[Records contained in a dataset]
--------

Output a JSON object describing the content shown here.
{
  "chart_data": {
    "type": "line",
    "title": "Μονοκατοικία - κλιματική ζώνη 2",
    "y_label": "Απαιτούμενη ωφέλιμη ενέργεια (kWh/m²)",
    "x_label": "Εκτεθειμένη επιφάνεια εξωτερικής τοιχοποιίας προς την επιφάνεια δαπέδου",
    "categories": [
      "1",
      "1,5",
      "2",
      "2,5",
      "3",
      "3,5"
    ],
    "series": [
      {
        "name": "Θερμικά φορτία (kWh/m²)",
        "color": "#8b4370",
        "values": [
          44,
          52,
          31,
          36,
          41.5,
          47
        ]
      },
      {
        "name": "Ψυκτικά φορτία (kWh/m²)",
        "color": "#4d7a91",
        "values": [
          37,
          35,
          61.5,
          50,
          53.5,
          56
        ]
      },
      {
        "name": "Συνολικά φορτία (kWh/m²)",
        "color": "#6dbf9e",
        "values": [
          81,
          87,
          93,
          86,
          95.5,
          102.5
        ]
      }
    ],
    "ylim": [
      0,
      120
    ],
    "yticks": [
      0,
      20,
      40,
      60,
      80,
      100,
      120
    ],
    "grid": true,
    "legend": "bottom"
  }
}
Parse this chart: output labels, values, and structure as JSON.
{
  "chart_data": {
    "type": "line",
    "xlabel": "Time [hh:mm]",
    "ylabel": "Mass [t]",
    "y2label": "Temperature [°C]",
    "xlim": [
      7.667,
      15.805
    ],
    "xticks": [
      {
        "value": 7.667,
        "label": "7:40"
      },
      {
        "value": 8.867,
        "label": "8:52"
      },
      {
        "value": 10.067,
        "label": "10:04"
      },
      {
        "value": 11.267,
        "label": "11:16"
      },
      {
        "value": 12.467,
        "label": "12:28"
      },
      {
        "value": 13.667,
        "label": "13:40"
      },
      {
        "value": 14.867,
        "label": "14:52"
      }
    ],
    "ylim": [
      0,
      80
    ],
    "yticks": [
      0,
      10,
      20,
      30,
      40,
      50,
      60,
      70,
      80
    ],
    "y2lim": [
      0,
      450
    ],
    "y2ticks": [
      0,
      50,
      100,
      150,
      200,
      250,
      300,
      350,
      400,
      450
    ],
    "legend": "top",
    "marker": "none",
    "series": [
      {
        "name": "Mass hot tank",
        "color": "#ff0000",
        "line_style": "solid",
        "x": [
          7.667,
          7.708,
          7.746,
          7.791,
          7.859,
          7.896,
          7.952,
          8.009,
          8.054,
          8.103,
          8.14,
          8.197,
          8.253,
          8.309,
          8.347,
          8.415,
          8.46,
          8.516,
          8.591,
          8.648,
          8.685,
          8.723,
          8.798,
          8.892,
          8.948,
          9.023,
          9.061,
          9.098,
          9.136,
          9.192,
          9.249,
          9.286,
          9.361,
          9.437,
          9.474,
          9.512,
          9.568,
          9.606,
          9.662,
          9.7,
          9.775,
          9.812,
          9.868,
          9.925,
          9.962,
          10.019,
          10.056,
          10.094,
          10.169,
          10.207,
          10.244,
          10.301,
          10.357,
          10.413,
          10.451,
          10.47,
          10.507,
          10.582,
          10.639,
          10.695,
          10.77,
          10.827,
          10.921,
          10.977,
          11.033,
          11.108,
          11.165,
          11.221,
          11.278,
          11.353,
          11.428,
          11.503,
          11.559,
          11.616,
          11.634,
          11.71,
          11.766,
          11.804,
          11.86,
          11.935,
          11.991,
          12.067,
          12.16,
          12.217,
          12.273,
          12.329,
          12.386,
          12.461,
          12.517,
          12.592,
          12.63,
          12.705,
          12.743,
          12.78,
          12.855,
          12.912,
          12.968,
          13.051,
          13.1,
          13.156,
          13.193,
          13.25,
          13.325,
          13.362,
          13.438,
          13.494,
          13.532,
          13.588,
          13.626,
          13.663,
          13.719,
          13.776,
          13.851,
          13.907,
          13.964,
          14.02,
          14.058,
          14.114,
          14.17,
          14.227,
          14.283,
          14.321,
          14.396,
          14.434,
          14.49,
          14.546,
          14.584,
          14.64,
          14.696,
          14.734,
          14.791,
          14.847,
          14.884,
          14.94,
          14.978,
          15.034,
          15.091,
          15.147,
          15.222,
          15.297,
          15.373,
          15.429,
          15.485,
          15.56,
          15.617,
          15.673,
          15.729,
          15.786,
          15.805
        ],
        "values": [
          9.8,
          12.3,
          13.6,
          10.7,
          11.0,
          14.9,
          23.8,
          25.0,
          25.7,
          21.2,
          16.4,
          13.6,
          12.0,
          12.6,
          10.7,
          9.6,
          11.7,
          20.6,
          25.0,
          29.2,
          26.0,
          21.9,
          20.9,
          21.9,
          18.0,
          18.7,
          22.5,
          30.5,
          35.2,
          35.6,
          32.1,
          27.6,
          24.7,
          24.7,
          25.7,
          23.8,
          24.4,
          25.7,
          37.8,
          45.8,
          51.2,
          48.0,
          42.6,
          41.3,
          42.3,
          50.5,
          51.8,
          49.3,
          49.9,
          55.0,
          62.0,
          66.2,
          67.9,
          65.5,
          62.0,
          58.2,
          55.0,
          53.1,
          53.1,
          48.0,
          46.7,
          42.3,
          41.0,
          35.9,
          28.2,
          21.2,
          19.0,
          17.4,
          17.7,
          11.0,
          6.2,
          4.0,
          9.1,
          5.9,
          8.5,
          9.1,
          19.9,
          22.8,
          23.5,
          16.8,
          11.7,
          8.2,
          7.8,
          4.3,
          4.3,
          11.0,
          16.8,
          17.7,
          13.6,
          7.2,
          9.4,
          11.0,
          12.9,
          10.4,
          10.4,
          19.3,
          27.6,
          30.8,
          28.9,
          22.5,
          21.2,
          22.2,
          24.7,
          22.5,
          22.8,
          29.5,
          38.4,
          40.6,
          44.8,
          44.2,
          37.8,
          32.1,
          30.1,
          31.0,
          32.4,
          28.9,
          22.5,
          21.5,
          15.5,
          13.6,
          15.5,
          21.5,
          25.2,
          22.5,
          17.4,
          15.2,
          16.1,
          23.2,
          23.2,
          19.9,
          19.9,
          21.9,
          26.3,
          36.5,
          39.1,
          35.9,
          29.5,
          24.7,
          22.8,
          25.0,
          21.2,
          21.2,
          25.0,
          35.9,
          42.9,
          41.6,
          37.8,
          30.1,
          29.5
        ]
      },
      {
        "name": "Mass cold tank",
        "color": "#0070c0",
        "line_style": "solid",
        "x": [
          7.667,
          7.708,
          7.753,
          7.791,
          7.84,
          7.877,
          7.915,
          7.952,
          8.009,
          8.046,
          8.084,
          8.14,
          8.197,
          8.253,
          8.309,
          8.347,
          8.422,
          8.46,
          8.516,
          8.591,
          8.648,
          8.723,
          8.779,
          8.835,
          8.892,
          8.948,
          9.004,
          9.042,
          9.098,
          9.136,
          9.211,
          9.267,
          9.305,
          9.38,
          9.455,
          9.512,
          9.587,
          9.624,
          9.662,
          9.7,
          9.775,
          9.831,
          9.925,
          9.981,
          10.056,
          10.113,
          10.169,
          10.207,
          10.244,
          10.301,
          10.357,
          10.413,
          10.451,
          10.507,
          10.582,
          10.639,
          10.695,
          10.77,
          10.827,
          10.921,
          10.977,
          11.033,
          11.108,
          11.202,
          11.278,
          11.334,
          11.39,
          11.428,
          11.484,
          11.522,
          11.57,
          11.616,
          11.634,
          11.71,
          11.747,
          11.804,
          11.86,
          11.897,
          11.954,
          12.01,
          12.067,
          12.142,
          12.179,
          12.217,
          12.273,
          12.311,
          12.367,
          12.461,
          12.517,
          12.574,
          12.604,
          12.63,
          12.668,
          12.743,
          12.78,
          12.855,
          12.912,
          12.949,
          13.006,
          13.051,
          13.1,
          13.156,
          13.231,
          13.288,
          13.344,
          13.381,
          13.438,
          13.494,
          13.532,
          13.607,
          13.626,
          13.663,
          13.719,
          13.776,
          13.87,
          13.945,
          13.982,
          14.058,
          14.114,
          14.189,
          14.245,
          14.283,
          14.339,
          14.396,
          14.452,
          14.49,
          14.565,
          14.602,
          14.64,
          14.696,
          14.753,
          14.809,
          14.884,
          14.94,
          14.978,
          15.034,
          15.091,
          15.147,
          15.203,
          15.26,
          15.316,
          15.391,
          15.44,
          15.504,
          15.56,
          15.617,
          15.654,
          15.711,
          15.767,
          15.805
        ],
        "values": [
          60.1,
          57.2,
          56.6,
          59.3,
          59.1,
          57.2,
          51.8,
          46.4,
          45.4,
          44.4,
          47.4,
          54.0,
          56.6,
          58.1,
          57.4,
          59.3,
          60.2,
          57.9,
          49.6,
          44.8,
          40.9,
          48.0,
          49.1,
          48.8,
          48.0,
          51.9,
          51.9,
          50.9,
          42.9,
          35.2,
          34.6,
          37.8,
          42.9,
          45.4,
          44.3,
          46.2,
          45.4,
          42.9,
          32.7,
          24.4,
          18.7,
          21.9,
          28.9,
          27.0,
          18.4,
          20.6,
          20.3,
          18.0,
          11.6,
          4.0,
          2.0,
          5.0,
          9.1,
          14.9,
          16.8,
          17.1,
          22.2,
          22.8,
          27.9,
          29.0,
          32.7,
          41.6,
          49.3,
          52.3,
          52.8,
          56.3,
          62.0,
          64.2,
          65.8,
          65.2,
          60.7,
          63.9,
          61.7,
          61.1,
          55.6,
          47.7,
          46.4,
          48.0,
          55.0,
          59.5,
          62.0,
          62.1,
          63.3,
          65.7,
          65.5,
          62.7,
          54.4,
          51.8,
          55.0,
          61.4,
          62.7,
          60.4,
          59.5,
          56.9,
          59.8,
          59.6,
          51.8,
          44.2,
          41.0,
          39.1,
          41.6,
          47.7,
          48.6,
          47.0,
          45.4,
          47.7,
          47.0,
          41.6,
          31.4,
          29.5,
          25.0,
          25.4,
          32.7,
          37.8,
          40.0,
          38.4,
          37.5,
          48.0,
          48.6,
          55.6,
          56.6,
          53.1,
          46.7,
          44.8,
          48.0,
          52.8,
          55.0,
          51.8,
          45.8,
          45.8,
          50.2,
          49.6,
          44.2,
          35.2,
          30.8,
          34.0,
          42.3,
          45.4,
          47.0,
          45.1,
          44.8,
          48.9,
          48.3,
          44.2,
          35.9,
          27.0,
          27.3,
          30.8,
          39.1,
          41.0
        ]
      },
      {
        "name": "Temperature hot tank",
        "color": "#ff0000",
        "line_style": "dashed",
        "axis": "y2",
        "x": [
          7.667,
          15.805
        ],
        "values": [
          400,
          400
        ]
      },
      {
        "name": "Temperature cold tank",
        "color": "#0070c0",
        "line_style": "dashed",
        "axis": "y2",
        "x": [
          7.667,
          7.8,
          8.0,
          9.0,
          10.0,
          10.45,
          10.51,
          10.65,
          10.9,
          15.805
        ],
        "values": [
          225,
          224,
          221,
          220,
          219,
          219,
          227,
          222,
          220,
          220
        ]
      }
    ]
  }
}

--------

WHAT THE EXERCISE ASKS: Look through the records above and report how many lines hold the word "φορτία", giving only the number.

FULL RESPONSE: 3